Dataset entries
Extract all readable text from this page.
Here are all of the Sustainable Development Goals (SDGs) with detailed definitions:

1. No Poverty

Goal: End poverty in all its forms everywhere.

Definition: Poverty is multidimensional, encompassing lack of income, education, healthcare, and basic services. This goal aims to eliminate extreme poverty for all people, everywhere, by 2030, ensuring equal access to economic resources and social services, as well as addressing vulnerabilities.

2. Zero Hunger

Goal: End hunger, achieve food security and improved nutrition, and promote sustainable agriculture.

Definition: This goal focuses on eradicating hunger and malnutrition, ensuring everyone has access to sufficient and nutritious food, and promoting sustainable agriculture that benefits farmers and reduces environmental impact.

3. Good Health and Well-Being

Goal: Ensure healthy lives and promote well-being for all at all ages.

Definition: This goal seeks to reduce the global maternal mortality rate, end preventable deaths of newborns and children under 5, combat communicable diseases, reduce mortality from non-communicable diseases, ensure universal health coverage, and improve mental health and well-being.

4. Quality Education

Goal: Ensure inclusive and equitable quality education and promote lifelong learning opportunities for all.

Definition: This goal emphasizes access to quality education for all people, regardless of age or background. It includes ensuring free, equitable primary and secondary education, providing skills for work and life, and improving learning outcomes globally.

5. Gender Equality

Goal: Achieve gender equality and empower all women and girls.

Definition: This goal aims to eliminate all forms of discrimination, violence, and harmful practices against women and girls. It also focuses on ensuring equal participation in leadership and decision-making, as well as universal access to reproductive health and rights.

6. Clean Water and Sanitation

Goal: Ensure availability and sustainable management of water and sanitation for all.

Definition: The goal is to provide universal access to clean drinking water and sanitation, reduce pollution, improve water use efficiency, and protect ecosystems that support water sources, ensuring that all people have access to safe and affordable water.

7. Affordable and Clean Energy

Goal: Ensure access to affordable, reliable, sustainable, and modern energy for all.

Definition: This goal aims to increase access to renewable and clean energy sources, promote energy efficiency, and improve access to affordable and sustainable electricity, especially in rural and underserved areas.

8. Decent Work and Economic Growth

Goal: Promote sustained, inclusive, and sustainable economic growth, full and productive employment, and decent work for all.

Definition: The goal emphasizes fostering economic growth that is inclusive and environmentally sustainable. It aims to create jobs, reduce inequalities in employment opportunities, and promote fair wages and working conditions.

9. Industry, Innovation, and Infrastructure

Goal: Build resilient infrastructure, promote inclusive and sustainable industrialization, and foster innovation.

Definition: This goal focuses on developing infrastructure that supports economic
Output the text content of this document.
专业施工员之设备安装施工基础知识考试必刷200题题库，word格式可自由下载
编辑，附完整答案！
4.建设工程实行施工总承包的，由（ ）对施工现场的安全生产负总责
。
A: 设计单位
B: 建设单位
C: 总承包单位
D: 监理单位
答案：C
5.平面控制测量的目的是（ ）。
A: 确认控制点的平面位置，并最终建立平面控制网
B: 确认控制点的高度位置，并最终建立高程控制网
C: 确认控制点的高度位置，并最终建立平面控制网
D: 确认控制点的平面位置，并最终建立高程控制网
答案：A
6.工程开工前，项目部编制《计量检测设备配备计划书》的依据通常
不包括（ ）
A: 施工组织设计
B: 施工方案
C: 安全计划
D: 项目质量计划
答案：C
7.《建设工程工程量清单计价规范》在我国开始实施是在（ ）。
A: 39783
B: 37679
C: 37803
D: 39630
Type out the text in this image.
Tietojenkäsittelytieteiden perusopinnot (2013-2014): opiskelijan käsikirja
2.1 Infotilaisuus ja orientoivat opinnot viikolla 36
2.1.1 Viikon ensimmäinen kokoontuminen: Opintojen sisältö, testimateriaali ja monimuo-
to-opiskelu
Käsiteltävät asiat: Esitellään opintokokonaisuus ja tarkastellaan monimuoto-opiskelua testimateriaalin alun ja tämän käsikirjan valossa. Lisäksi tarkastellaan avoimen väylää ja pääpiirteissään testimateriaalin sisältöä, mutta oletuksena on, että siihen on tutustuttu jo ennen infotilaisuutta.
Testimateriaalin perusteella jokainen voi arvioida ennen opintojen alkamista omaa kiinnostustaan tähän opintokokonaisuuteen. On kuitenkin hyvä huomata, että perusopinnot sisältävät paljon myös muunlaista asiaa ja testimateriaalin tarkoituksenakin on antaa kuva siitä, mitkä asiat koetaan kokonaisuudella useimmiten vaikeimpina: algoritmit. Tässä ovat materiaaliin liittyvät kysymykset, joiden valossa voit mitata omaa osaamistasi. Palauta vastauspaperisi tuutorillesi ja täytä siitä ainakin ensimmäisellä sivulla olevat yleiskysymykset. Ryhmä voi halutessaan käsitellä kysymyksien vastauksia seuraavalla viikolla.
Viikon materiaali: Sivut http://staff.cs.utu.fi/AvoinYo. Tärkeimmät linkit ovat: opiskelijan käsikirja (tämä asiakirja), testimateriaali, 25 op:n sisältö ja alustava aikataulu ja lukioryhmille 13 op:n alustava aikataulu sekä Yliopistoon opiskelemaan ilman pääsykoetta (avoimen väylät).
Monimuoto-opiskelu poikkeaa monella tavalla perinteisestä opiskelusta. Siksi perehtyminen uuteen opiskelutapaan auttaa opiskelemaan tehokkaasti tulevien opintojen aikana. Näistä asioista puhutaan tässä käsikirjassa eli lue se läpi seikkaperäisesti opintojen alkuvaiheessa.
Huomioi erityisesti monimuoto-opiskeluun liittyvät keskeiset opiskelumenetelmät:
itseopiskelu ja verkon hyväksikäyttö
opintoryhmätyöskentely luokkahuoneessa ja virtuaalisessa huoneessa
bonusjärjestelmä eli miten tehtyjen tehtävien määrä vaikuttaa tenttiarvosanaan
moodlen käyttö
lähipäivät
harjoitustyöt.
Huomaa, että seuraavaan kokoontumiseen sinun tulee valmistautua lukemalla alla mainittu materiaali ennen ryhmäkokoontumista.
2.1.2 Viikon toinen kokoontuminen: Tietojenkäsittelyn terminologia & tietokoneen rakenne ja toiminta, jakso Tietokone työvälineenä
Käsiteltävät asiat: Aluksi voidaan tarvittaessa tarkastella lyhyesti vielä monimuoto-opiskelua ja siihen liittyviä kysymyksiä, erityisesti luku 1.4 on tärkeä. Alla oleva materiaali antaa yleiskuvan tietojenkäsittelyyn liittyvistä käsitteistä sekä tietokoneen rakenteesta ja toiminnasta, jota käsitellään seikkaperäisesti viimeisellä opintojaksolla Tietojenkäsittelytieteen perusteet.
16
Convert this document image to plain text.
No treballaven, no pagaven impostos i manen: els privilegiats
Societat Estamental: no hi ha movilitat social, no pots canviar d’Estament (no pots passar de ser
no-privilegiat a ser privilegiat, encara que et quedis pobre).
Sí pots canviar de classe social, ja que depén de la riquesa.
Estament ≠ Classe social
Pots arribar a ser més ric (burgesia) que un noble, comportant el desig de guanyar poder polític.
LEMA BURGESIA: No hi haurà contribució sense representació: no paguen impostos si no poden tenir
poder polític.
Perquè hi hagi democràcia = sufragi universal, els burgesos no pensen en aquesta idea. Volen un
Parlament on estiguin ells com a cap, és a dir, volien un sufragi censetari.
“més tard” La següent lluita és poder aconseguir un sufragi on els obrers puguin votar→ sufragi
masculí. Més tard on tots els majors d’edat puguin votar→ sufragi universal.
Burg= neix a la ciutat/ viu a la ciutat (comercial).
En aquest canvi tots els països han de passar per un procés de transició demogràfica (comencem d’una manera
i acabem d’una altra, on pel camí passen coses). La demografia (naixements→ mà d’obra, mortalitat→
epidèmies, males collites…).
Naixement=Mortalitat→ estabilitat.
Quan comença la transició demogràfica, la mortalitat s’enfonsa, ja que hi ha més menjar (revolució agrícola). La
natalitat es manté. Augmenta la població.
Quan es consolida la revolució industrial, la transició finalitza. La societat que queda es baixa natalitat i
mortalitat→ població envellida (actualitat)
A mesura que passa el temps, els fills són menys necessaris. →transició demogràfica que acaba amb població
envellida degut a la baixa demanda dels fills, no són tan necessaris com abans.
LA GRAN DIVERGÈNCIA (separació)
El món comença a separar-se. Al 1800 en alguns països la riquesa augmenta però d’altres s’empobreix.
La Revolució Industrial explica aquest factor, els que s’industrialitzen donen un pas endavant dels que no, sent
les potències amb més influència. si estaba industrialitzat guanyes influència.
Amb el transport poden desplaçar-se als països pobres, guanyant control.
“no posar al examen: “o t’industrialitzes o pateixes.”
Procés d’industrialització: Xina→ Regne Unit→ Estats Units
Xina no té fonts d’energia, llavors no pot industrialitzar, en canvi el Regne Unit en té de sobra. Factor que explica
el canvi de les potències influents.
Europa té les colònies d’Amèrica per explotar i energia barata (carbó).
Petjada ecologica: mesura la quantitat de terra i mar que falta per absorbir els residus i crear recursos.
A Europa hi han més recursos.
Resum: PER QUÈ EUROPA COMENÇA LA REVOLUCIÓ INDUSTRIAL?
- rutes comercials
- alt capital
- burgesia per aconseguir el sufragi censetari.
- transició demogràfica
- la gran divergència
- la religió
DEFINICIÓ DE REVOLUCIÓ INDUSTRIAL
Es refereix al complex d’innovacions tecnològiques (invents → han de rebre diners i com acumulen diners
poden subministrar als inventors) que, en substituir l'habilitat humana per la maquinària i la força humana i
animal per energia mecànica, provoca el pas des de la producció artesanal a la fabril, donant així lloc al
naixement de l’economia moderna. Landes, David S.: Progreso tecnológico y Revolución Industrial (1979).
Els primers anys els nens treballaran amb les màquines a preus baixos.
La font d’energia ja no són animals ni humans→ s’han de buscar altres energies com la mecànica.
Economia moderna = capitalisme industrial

## [Written instruction]
List every line in the records above that contains the word "demogràfica".

## [Solution to the exercise]
En aquest canvi tots els països han de passar per un procés de transició demogràfica (comencem d’una manera
Quan comença la transició demogràfica, la mortalitat s’enfonsa, ja que hi ha més menjar (revolució agrícola). La
A mesura que passa el temps, els fills són menys necessaris. →transició demogràfica que acaba amb població
- transició demogràfica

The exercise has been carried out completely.